WHAT IS BEING ASKED.
Set down exactly the lines running from the line with "Extract the structured" to the end of the listing below, both ends included.

[Structured figure records]
==================================================
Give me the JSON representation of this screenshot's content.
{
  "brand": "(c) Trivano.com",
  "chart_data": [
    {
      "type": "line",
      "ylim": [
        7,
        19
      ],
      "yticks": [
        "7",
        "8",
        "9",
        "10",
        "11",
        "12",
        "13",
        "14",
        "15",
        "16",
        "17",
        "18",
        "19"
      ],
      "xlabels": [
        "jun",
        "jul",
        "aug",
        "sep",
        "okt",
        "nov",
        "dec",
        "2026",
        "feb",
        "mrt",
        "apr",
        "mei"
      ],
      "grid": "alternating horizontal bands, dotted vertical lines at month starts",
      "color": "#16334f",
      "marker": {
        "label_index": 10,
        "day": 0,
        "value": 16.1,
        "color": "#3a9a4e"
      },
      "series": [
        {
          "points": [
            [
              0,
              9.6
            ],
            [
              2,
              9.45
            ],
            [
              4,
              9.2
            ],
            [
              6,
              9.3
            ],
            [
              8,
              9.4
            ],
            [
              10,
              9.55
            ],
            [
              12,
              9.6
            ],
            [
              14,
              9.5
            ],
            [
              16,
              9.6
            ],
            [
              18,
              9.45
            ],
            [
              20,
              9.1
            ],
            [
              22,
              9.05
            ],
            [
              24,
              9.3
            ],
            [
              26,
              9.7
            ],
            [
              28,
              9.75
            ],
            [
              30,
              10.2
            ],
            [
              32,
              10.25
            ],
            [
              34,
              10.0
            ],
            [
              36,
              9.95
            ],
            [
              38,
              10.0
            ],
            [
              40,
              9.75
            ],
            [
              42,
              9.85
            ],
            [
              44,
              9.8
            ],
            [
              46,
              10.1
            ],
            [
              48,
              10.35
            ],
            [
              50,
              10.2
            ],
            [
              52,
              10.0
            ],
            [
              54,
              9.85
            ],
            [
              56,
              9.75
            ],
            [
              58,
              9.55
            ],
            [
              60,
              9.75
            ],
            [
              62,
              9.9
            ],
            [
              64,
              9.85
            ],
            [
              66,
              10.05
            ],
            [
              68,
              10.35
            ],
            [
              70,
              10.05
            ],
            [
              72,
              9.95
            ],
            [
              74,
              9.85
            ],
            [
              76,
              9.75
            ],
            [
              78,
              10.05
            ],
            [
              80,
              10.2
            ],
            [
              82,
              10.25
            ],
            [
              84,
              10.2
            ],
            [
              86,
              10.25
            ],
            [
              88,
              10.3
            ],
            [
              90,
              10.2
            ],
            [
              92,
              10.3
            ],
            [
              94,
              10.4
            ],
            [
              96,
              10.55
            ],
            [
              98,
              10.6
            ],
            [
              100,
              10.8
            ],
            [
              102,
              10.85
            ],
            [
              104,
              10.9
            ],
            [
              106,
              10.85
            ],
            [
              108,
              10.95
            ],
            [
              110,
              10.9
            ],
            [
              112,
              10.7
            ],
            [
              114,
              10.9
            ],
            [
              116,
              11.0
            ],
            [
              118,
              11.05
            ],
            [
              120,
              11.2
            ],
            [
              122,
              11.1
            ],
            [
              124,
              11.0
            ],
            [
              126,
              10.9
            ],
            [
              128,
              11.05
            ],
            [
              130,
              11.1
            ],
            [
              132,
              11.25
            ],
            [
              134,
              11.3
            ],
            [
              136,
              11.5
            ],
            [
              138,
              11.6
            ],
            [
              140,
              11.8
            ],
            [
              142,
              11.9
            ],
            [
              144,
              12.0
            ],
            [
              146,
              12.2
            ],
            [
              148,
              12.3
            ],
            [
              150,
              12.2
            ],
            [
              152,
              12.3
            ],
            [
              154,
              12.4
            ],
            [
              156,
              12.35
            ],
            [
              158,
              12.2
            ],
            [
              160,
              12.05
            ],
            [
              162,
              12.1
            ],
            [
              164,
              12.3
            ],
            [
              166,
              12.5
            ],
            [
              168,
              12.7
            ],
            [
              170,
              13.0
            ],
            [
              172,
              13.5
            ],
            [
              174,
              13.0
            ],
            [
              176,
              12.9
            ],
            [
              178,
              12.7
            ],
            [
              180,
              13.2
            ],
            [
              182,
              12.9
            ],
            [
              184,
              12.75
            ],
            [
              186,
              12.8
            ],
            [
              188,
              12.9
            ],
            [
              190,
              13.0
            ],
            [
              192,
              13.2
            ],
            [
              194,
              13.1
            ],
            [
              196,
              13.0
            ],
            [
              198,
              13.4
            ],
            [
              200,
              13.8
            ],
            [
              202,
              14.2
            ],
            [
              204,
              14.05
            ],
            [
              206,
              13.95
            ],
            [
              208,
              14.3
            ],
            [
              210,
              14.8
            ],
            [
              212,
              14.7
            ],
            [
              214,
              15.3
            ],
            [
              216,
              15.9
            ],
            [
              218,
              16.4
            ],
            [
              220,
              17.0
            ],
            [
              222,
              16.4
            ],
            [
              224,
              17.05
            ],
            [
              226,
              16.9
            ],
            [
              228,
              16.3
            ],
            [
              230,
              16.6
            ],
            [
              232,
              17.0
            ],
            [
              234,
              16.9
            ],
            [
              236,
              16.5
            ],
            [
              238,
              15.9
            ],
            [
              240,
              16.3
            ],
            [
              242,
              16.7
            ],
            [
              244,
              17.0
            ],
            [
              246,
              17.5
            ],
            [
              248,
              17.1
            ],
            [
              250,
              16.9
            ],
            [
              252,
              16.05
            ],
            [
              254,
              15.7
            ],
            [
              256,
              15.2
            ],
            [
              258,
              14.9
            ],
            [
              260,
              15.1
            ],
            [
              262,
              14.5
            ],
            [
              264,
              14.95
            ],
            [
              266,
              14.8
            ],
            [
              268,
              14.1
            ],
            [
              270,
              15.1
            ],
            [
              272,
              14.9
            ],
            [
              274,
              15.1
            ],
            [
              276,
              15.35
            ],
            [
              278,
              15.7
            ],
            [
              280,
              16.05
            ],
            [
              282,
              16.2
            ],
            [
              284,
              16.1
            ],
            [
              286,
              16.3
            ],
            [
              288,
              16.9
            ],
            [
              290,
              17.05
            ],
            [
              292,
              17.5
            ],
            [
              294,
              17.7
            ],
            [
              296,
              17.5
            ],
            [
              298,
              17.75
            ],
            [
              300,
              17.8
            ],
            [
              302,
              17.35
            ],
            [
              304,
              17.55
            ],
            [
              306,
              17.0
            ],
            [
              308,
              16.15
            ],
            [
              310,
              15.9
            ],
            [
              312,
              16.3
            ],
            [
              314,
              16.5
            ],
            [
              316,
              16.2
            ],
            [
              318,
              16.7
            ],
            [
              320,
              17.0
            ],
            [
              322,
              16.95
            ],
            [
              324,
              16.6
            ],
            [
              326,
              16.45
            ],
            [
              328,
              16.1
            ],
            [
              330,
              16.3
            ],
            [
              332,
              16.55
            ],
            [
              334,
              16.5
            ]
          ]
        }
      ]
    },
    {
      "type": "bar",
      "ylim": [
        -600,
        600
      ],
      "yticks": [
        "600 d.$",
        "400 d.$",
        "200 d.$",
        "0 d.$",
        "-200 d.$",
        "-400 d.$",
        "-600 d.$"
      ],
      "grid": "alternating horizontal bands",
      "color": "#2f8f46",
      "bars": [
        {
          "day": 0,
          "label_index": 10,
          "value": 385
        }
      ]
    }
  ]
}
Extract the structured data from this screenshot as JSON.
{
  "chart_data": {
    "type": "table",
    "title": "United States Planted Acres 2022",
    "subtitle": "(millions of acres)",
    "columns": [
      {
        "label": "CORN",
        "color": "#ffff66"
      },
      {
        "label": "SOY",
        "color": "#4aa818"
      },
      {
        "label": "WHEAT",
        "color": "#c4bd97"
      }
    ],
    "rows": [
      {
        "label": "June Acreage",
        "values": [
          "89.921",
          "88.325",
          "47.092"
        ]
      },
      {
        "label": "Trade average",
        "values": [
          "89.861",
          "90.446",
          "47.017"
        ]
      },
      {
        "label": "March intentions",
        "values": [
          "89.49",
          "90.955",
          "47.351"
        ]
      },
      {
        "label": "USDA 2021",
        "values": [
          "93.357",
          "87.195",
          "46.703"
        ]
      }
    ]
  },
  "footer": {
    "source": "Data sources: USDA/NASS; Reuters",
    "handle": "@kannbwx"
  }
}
==================================================
TASK SOLUTION.
Extract the structured data from this screenshot as JSON.
{
  "chart_data": {
    "type": "table",
    "title": "United States Planted Acres 2022",
    "subtitle": "(millions of acres)",
    "columns": [
      {
        "label": "CORN",
        "color": "#ffff66"
      },
      {
        "label": "SOY",
        "color": "#4aa818"
      },
      {
        "label": "WHEAT",
        "color": "#c4bd97"
      }
    ],
    "rows": [
      {
        "label": "June Acreage",
        "values": [
          "89.921",
          "88.325",
          "47.092"
        ]
      },
      {
        "label": "Trade average",
        "values": [
          "89.861",
          "90.446",
          "47.017"
        ]
      },
      {
        "label": "March intentions",
        "values": [
          "89.49",
          "90.955",
          "47.351"
        ]
      },
      {
        "label": "USDA 2021",
        "values": [
          "93.357",
          "87.195",
          "46.703"
        ]
      }
    ]
  },
  "footer": {
    "source": "Data sources: USDA/NASS; Reuters",
    "handle": "@kannbwx"
  }
}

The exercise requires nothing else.